Exercise task: In the items below, copy out verbatim the stretch from the line containing "Bar <box>423 398 431 404</box>" through the line containing "Text: 20: 20 <box>829 691 837 696</box>", including both of those lines.

Material for this task:

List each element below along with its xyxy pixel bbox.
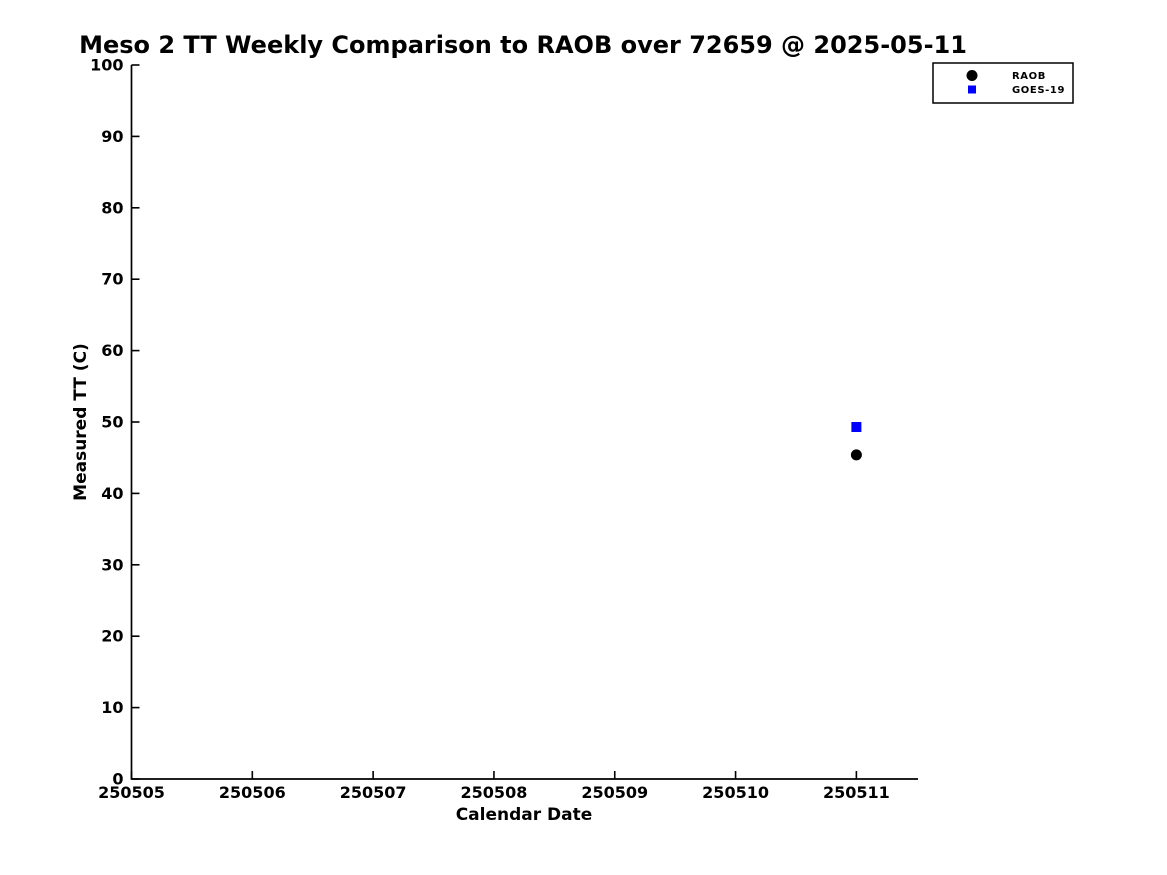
y-tick-label: 70 [101, 270, 123, 289]
y-tick-label: 100 [90, 56, 123, 75]
x-axis-label: Calendar Date [456, 805, 593, 825]
y-tick-label: 30 [101, 555, 123, 574]
chart-title: Meso 2 TT Weekly Comparison to RAOB over… [79, 31, 967, 59]
x-tick-label: 250506 [219, 783, 286, 802]
y-tick-label: 50 [101, 413, 123, 432]
legend-marker-raob [966, 70, 978, 81]
x-tick-label: 250505 [98, 783, 165, 802]
axis-spines [130, 65, 918, 780]
y-axis-label: Measured TT (C) [71, 343, 91, 501]
y-tick-label: 80 [101, 198, 123, 217]
y-tick-label: 40 [101, 484, 123, 503]
y-tick-label: 20 [101, 627, 123, 646]
x-tick-label: 250510 [702, 783, 769, 802]
y-tick-label: 10 [101, 698, 123, 717]
legend-box [932, 62, 1074, 104]
x-tick-label: 250507 [340, 783, 407, 802]
legend-label-raob: RAOB [1012, 71, 1046, 82]
data-point-goes-19 [851, 421, 862, 432]
data-point-raob [850, 449, 862, 461]
y-tick-label: 0 [112, 770, 123, 789]
x-tick-label: 250508 [461, 783, 528, 802]
legend: RAOB GOES-19 [932, 62, 1074, 104]
y-tick-label: 60 [101, 341, 123, 360]
y-tick-label: 90 [101, 127, 123, 146]
x-tick-label: 250511 [823, 783, 890, 802]
x-tick-label: 250509 [581, 783, 648, 802]
legend-marker-goes-19 [968, 85, 976, 94]
data-points-layer [850, 421, 862, 461]
legend-label-goes-19: GOES-19 [1012, 85, 1065, 96]
axes-layer: 0 10 20 30 40 50 60 70 80 90 100 250505 250506 250507… [90, 56, 918, 802]
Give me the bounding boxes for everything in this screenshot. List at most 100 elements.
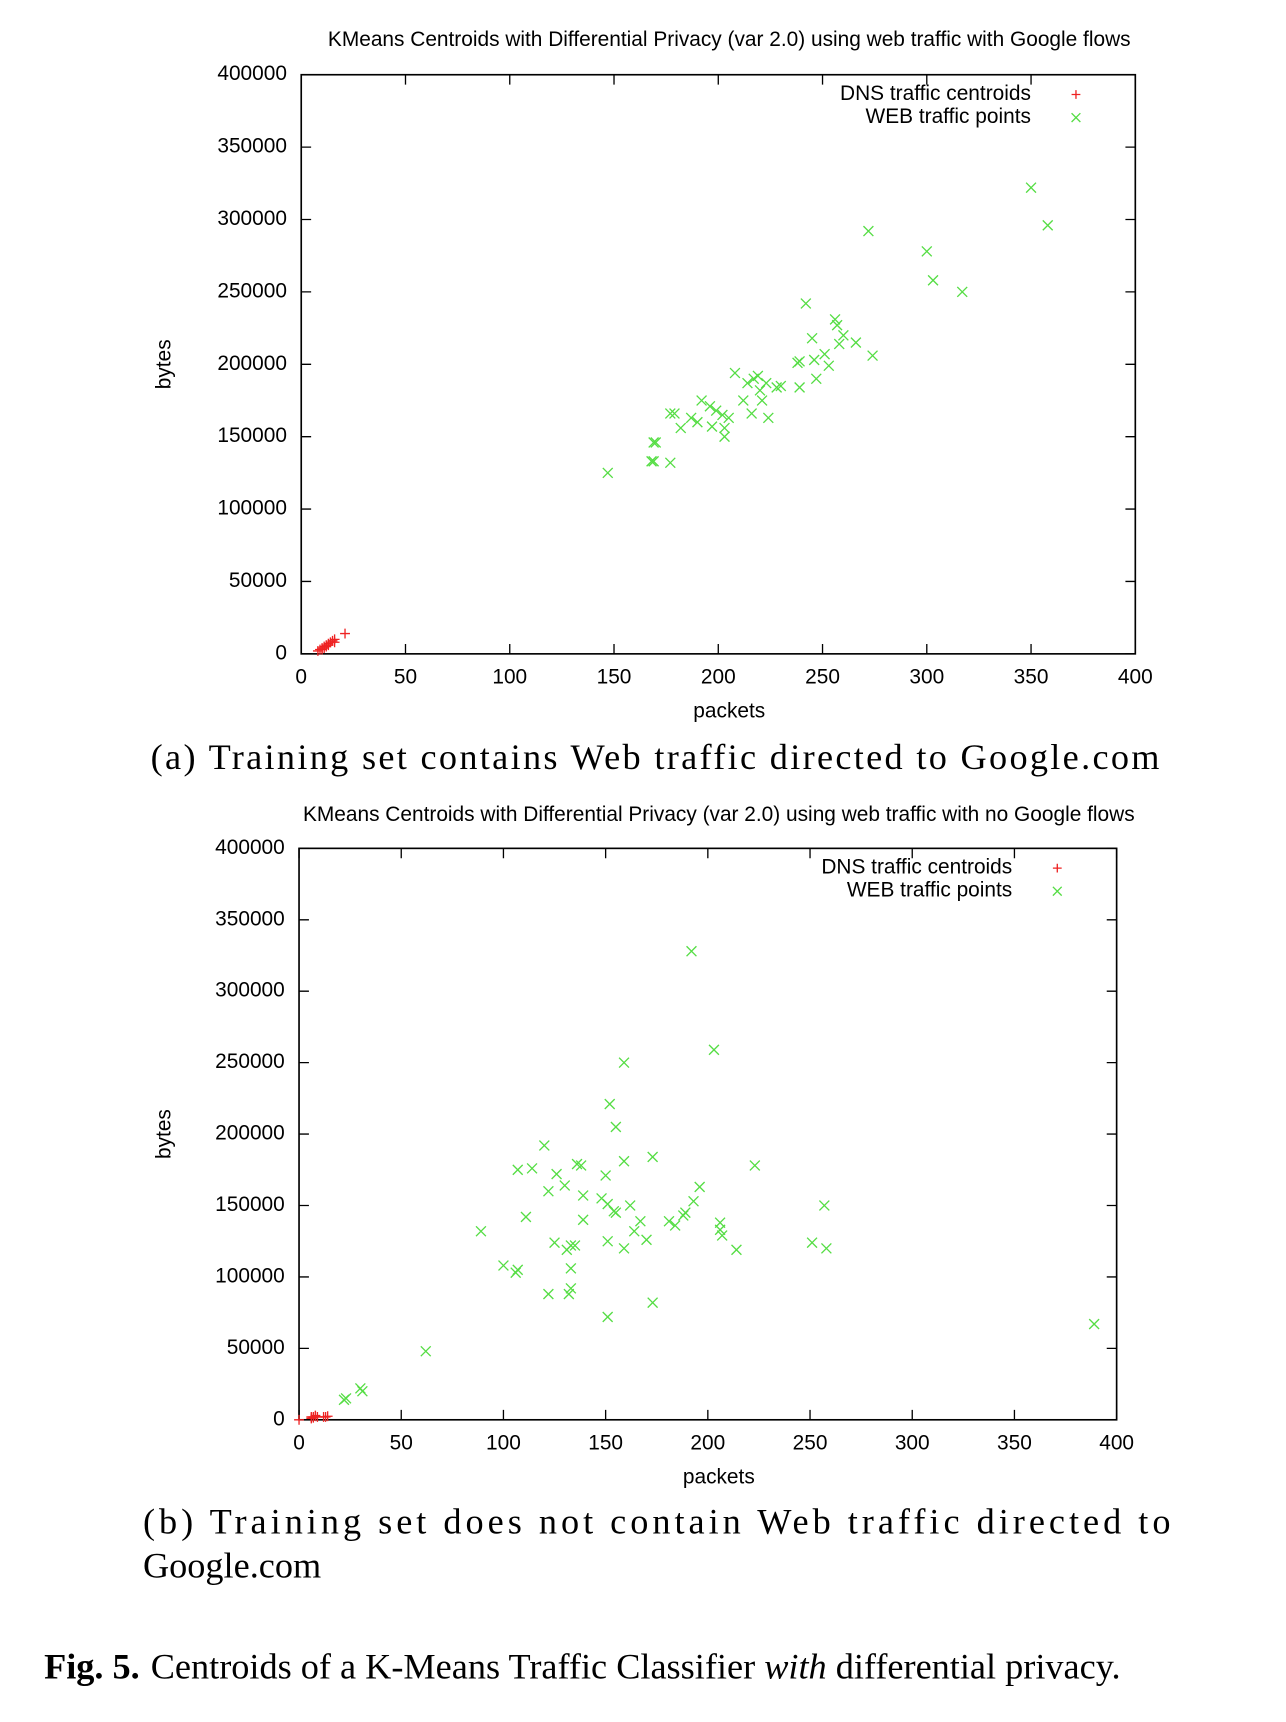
subfigure-caption: (b) Training set does not contain Web tr… — [143, 1502, 1170, 1542]
x-tick-label: 350 — [997, 1431, 1032, 1454]
point — [600, 1170, 612, 1181]
plot-frame — [300, 73, 1137, 655]
x-tick-label: 0 — [295, 666, 307, 689]
x-tick-label: 400 — [1099, 1431, 1134, 1454]
point — [634, 1215, 646, 1227]
chart-title: KMeans Centroids with Differential Priva… — [303, 803, 1135, 826]
point — [569, 1240, 581, 1251]
point — [927, 274, 939, 286]
chart-title: KMeans Centroids with Differential Priva… — [328, 28, 1131, 51]
point — [647, 1297, 659, 1309]
point — [717, 409, 728, 421]
point — [420, 1345, 432, 1357]
point — [746, 408, 758, 419]
point — [663, 1215, 675, 1227]
figure-caption: Fig. 5. Centroids of a K-Means Traffic Cl… — [44, 1647, 1120, 1687]
point — [610, 1207, 622, 1219]
point — [551, 1168, 562, 1180]
y-axis-label: bytes — [152, 1109, 175, 1159]
point — [498, 1260, 509, 1271]
point — [771, 382, 783, 393]
legend-marker — [1071, 112, 1081, 123]
y-axis-label: bytes — [152, 339, 175, 389]
point — [475, 1225, 487, 1237]
point — [646, 455, 657, 467]
point — [650, 437, 662, 448]
y-tick-label: 150000 — [215, 1193, 285, 1216]
point — [806, 332, 818, 344]
legend-label: WEB traffic points — [847, 879, 1012, 902]
y-tick-label: 200000 — [215, 1122, 285, 1145]
y-tick-label: 50000 — [227, 1336, 285, 1359]
point — [710, 405, 722, 417]
point — [756, 395, 768, 406]
point — [510, 1267, 522, 1279]
subfigure-caption: Google.com — [143, 1546, 321, 1586]
point — [792, 357, 803, 369]
point — [602, 467, 614, 479]
x-tick-label: 300 — [909, 666, 944, 689]
point — [563, 1288, 575, 1300]
point — [737, 395, 749, 406]
x-tick-label: 400 — [1118, 666, 1153, 689]
point — [321, 641, 332, 652]
point — [742, 377, 753, 389]
point — [1042, 219, 1054, 231]
point — [729, 367, 741, 379]
point — [819, 348, 831, 360]
point — [526, 1162, 538, 1174]
x-tick-label: 50 — [394, 666, 417, 689]
point — [760, 377, 772, 389]
legend-label: DNS traffic centroids — [840, 82, 1031, 105]
figure-label: Fig. 5. — [44, 1647, 140, 1687]
point — [648, 455, 660, 467]
point — [602, 1235, 614, 1247]
point — [837, 329, 849, 341]
point — [542, 1185, 554, 1197]
point — [319, 643, 330, 654]
point — [520, 1211, 532, 1223]
point — [559, 1180, 571, 1191]
point — [675, 422, 687, 434]
point — [823, 360, 835, 372]
point — [624, 1200, 636, 1211]
y-tick-label: 250000 — [215, 1050, 285, 1073]
point — [686, 945, 697, 957]
point — [641, 1234, 652, 1246]
x-axis-label: packets — [693, 700, 765, 723]
point — [565, 1282, 577, 1294]
y-tick-label: 350000 — [215, 907, 285, 930]
point — [867, 350, 878, 362]
point — [806, 1237, 818, 1249]
x-tick-label: 150 — [597, 666, 632, 689]
caption-emphasis: with — [764, 1647, 826, 1687]
point — [719, 422, 730, 434]
y-tick-label: 350000 — [217, 135, 287, 158]
point — [538, 1140, 550, 1151]
y-tick-label: 300000 — [217, 207, 287, 230]
point — [618, 1155, 630, 1167]
caption-text: differential privacy. — [827, 1647, 1121, 1687]
point — [565, 1240, 577, 1251]
point — [1025, 182, 1037, 194]
point — [714, 1224, 726, 1236]
point — [664, 457, 676, 469]
point — [669, 1220, 681, 1231]
legend-marker — [1071, 90, 1081, 99]
x-tick-label: 0 — [293, 1431, 305, 1454]
point — [294, 1414, 304, 1425]
point — [762, 412, 774, 424]
point — [820, 1242, 832, 1254]
point — [688, 1195, 699, 1207]
y-tick-label: 200000 — [217, 352, 287, 375]
point — [575, 1160, 587, 1171]
point — [696, 395, 708, 406]
point — [648, 437, 660, 448]
point — [921, 245, 933, 257]
y-tick-label: 300000 — [215, 979, 285, 1002]
x-axis-label: packets — [683, 1466, 755, 1489]
point — [685, 412, 697, 424]
point — [618, 1057, 630, 1069]
point — [706, 421, 718, 432]
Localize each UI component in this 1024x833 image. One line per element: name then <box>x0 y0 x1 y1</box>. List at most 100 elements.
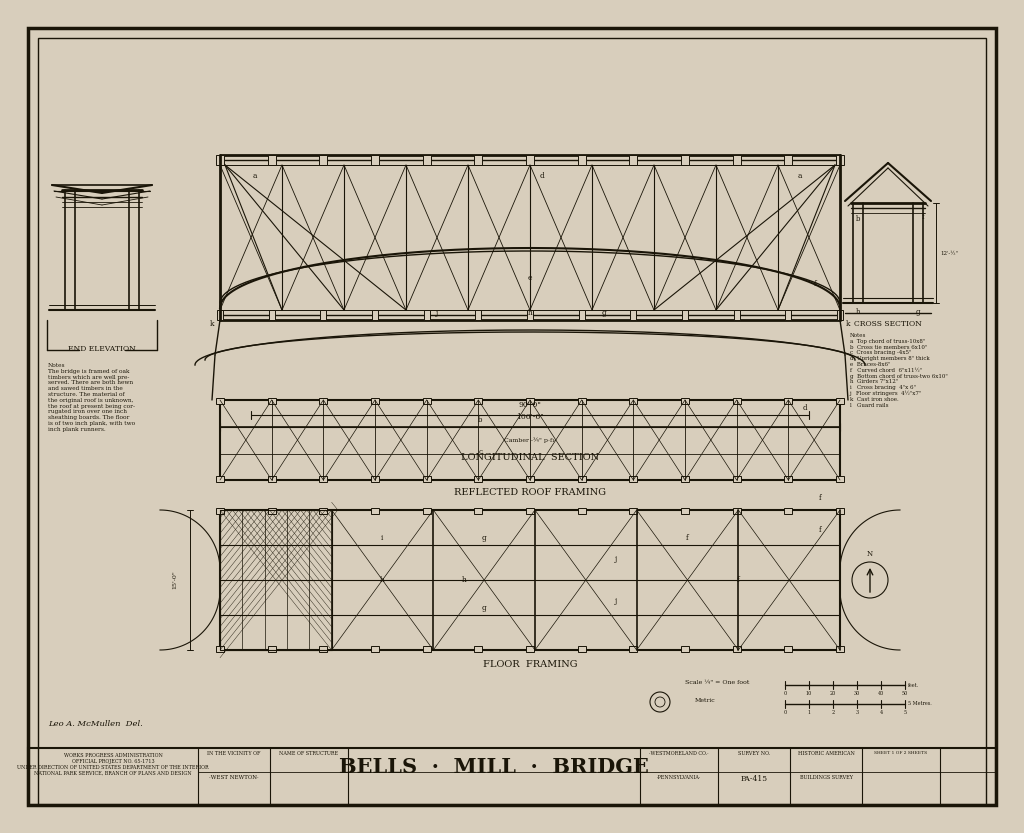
Bar <box>423 398 431 404</box>
Text: NAME OF STRUCTURE: NAME OF STRUCTURE <box>280 751 339 756</box>
Bar <box>220 510 332 650</box>
Text: a: a <box>253 172 257 180</box>
Bar <box>475 310 481 320</box>
Text: g: g <box>481 604 486 612</box>
Bar <box>526 155 534 165</box>
Bar <box>784 155 793 165</box>
Bar <box>630 508 637 514</box>
Text: 15'-0": 15'-0" <box>172 571 177 590</box>
Text: feet.: feet. <box>908 683 920 688</box>
Bar <box>371 155 379 165</box>
Bar <box>681 476 689 482</box>
Bar <box>732 476 740 482</box>
Text: 90'-0": 90'-0" <box>518 401 542 409</box>
Bar <box>785 310 792 320</box>
Text: IN THE VICINITY OF: IN THE VICINITY OF <box>207 751 261 756</box>
Bar <box>216 476 224 482</box>
Bar <box>732 646 740 652</box>
Bar <box>319 508 328 514</box>
Bar <box>630 646 637 652</box>
Text: 106'-6": 106'-6" <box>516 413 544 421</box>
Text: 20: 20 <box>829 691 837 696</box>
Text: 5 Metres.: 5 Metres. <box>908 701 932 706</box>
Bar <box>268 310 274 320</box>
Bar <box>578 646 586 652</box>
Bar <box>319 476 328 482</box>
Bar <box>220 510 840 650</box>
Text: LONGITUDINAL  SECTION: LONGITUDINAL SECTION <box>461 453 599 462</box>
Bar <box>526 646 534 652</box>
Text: b: b <box>856 215 860 223</box>
Text: h: h <box>380 576 385 584</box>
Text: 10: 10 <box>806 691 812 696</box>
Bar <box>424 310 430 320</box>
Text: N: N <box>867 550 873 558</box>
Bar <box>836 646 844 652</box>
Bar <box>784 398 793 404</box>
Bar <box>526 476 534 482</box>
Text: Notes
a  Top chord of truss-10x8"
b  Cross tie members 6x10"
c  Cross bracing -4: Notes a Top chord of truss-10x8" b Cross… <box>850 333 948 408</box>
Bar <box>578 476 586 482</box>
Text: a: a <box>798 172 802 180</box>
Bar <box>371 476 379 482</box>
Bar <box>732 508 740 514</box>
Bar <box>474 155 482 165</box>
Bar <box>681 155 689 165</box>
Bar <box>372 310 378 320</box>
Bar <box>220 400 840 480</box>
Bar <box>836 508 844 514</box>
Text: f: f <box>922 213 925 221</box>
Text: CROSS SECTION: CROSS SECTION <box>854 320 922 328</box>
Text: Metric: Metric <box>695 698 716 703</box>
Text: 0: 0 <box>783 691 786 696</box>
Text: 0: 0 <box>783 710 786 715</box>
Text: WORKS PROGRESS ADMINISTRATION
OFFICIAL PROJECT NO. 65-1713
UNDER DIRECTION OF UN: WORKS PROGRESS ADMINISTRATION OFFICIAL P… <box>17 753 209 776</box>
Bar <box>630 155 637 165</box>
Text: HISTORIC AMERICAN: HISTORIC AMERICAN <box>798 751 854 756</box>
Text: c: c <box>478 448 482 456</box>
Bar <box>836 398 844 404</box>
Bar <box>784 476 793 482</box>
Bar <box>578 398 586 404</box>
Text: h: h <box>856 308 860 316</box>
Text: j: j <box>615 555 617 563</box>
Text: f: f <box>737 576 739 584</box>
Bar <box>216 646 224 652</box>
Bar <box>578 508 586 514</box>
Text: 1: 1 <box>808 710 811 715</box>
Bar <box>267 508 275 514</box>
Bar <box>216 508 224 514</box>
Text: 5: 5 <box>903 710 906 715</box>
Text: d: d <box>540 172 545 180</box>
Text: g: g <box>915 308 921 316</box>
Bar <box>682 310 688 320</box>
Text: Scale ¼" = One foot: Scale ¼" = One foot <box>685 680 750 685</box>
Bar <box>319 398 328 404</box>
Text: ·PENNSYLVANIA·: ·PENNSYLVANIA· <box>656 775 701 780</box>
Text: FLOOR  FRAMING: FLOOR FRAMING <box>482 660 578 669</box>
Bar <box>267 155 275 165</box>
Text: 40: 40 <box>878 691 884 696</box>
Text: h: h <box>462 576 466 584</box>
Bar <box>267 398 275 404</box>
Bar <box>578 155 586 165</box>
Bar <box>474 476 482 482</box>
Text: b: b <box>478 416 482 424</box>
Text: j: j <box>436 309 438 317</box>
Bar <box>732 398 740 404</box>
Text: PA-415: PA-415 <box>740 775 768 783</box>
Bar <box>371 398 379 404</box>
Bar <box>267 476 275 482</box>
Bar <box>319 155 328 165</box>
Text: g: g <box>602 309 607 317</box>
Text: e: e <box>527 274 532 282</box>
Bar <box>217 310 223 320</box>
Text: 4: 4 <box>880 710 883 715</box>
Bar <box>526 508 534 514</box>
Bar <box>371 508 379 514</box>
Text: SURVEY NO.: SURVEY NO. <box>738 751 770 756</box>
Bar <box>630 476 637 482</box>
Text: BELLS  ·  MILL  ·  BRIDGE: BELLS · MILL · BRIDGE <box>339 757 649 777</box>
Text: 12'-½": 12'-½" <box>940 251 957 256</box>
Bar <box>836 476 844 482</box>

Final result:
Bar <box>423 398 431 404</box>
Text: NAME OF STRUCTURE: NAME OF STRUCTURE <box>280 751 339 756</box>
Bar <box>220 510 332 650</box>
Text: a: a <box>253 172 257 180</box>
Bar <box>475 310 481 320</box>
Text: g: g <box>481 604 486 612</box>
Bar <box>526 155 534 165</box>
Bar <box>784 155 793 165</box>
Bar <box>630 508 637 514</box>
Text: 15'-0": 15'-0" <box>172 571 177 590</box>
Text: feet.: feet. <box>908 683 920 688</box>
Bar <box>371 155 379 165</box>
Bar <box>681 476 689 482</box>
Bar <box>732 476 740 482</box>
Text: 90'-0": 90'-0" <box>518 401 542 409</box>
Bar <box>785 310 792 320</box>
Text: IN THE VICINITY OF: IN THE VICINITY OF <box>207 751 261 756</box>
Bar <box>216 476 224 482</box>
Bar <box>732 646 740 652</box>
Bar <box>319 508 328 514</box>
Bar <box>630 646 637 652</box>
Text: 106'-6": 106'-6" <box>516 413 544 421</box>
Text: 20: 20 <box>829 691 837 696</box>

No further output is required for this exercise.